Dataset rows:
════════════════

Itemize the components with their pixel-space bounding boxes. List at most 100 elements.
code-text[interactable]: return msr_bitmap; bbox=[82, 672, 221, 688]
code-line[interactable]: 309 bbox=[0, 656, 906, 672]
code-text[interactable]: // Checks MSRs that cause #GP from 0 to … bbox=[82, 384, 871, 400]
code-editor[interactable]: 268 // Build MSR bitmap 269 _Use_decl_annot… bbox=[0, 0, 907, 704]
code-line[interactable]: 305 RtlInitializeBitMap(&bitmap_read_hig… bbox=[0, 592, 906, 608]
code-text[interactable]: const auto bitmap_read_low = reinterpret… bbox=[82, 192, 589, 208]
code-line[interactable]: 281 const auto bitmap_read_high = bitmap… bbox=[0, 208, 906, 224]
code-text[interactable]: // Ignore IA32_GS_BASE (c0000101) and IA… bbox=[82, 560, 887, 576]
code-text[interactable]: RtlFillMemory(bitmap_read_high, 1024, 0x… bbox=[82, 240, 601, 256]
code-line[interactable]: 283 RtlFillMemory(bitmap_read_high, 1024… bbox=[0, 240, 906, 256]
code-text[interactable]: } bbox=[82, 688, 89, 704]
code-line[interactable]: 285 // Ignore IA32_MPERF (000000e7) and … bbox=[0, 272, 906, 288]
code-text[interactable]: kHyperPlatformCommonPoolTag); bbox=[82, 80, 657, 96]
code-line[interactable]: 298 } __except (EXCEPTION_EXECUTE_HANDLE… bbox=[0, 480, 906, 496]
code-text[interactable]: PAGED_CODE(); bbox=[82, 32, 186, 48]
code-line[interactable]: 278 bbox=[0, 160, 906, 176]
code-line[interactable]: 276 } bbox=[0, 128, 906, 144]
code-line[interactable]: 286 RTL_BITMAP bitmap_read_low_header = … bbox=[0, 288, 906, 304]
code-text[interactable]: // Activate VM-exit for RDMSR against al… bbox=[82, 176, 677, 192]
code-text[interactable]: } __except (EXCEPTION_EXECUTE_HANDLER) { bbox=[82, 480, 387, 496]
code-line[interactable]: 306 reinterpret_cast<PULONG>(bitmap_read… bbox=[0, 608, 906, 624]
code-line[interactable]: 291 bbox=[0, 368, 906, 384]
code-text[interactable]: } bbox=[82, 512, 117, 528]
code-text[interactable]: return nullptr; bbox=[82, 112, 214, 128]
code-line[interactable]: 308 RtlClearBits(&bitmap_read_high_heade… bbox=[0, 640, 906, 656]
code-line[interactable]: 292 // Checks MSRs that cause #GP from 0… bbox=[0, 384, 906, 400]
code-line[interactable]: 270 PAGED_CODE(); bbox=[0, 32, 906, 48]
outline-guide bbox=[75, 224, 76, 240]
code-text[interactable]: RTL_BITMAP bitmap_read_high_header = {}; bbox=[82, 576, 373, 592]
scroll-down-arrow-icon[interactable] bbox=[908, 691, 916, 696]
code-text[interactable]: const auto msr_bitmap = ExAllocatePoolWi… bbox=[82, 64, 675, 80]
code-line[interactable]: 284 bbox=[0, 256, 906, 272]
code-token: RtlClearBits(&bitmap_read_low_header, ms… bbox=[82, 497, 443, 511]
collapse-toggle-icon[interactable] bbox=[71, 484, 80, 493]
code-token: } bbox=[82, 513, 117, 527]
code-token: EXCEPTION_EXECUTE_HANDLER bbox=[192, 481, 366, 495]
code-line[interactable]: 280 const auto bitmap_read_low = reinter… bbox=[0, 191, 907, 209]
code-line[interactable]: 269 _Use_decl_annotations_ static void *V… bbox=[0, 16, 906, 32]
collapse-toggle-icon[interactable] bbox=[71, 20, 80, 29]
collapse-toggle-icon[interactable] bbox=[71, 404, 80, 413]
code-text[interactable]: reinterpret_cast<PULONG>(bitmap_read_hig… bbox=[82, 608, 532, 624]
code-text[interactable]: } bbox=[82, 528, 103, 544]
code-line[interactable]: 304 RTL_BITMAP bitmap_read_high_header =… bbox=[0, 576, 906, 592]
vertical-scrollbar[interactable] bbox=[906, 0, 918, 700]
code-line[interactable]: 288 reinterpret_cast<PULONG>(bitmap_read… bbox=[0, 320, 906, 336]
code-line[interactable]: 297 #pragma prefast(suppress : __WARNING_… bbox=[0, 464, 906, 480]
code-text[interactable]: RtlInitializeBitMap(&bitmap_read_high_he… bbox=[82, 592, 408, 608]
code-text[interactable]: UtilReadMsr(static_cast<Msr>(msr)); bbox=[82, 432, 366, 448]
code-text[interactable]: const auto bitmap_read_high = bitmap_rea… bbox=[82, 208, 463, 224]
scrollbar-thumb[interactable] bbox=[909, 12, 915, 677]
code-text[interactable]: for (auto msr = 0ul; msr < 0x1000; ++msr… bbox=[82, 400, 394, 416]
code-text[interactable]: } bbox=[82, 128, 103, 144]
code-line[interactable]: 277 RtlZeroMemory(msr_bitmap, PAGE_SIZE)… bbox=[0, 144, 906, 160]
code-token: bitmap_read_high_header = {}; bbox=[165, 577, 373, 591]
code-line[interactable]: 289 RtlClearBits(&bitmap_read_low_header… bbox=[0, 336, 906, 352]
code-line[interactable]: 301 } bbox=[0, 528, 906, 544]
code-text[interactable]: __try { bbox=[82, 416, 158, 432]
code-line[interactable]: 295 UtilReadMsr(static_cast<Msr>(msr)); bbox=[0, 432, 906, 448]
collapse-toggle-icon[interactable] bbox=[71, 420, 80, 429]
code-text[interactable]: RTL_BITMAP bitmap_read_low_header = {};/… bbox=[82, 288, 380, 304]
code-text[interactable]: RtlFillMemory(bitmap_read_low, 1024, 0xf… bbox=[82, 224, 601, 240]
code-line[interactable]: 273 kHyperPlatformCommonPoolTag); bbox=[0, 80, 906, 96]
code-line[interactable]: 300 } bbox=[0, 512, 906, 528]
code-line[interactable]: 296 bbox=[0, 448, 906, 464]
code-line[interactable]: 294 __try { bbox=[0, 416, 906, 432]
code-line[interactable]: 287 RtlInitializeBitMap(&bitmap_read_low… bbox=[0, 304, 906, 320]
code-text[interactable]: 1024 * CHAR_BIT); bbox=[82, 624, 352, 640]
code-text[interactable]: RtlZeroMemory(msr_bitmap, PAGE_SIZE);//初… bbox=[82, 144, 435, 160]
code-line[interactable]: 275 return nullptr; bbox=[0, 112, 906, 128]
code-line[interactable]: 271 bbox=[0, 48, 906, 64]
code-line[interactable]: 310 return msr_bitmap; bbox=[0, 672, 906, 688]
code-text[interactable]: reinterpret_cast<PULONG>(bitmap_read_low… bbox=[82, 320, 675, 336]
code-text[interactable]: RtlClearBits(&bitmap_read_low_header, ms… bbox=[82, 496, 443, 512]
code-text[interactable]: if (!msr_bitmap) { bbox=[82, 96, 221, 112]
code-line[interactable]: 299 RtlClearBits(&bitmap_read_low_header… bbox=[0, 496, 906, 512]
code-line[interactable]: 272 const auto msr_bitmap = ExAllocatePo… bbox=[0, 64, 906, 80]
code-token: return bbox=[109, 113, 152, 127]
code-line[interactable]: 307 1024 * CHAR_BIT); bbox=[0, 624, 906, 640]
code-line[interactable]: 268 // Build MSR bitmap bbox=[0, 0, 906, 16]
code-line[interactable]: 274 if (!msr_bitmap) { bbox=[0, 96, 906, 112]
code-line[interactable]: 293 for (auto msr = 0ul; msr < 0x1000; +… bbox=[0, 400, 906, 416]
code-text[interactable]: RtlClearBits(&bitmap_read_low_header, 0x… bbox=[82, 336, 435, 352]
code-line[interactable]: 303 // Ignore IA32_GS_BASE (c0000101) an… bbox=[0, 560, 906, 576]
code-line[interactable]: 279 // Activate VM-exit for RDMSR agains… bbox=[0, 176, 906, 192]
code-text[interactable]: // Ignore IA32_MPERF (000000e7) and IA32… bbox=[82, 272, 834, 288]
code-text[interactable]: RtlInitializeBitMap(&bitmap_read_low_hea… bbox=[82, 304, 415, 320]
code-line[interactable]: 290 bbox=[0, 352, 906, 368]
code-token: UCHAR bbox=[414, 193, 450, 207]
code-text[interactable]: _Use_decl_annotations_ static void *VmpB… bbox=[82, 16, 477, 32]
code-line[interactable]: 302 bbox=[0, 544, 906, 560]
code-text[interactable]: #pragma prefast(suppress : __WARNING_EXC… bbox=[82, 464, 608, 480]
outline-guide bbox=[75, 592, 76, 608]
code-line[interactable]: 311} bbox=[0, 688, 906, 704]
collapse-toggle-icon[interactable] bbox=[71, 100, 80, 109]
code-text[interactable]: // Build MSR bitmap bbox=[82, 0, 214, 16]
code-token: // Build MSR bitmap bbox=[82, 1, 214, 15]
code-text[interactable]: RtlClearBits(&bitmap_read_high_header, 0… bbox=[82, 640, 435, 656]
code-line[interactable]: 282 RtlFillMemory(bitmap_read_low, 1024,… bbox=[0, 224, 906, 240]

════════════════

### To do
Return verbatim every line of the records from the first one through the line that contains "80, 657, 96]", including that line.

### Task solution
Itemize the components with their pixel-space bounding boxes. List at most 100 elements.
code-text[interactable]: return msr_bitmap; bbox=[82, 672, 221, 688]
code-line[interactable]: 309 bbox=[0, 656, 906, 672]
code-text[interactable]: // Checks MSRs that cause #GP from 0 to … bbox=[82, 384, 871, 400]
code-editor[interactable]: 268 // Build MSR bitmap 269 _Use_decl_annot… bbox=[0, 0, 907, 704]
code-line[interactable]: 305 RtlInitializeBitMap(&bitmap_read_hig… bbox=[0, 592, 906, 608]
code-text[interactable]: const auto bitmap_read_low = reinterpret… bbox=[82, 192, 589, 208]
code-line[interactable]: 281 const auto bitmap_read_high = bitmap… bbox=[0, 208, 906, 224]
code-text[interactable]: // Ignore IA32_GS_BASE (c0000101) and IA… bbox=[82, 560, 887, 576]
code-text[interactable]: RtlFillMemory(bitmap_read_high, 1024, 0x… bbox=[82, 240, 601, 256]
code-line[interactable]: 283 RtlFillMemory(bitmap_read_high, 1024… bbox=[0, 240, 906, 256]
code-text[interactable]: } bbox=[82, 688, 89, 704]
code-line[interactable]: 285 // Ignore IA32_MPERF (000000e7) and … bbox=[0, 272, 906, 288]
code-text[interactable]: kHyperPlatformCommonPoolTag); bbox=[82, 80, 657, 96]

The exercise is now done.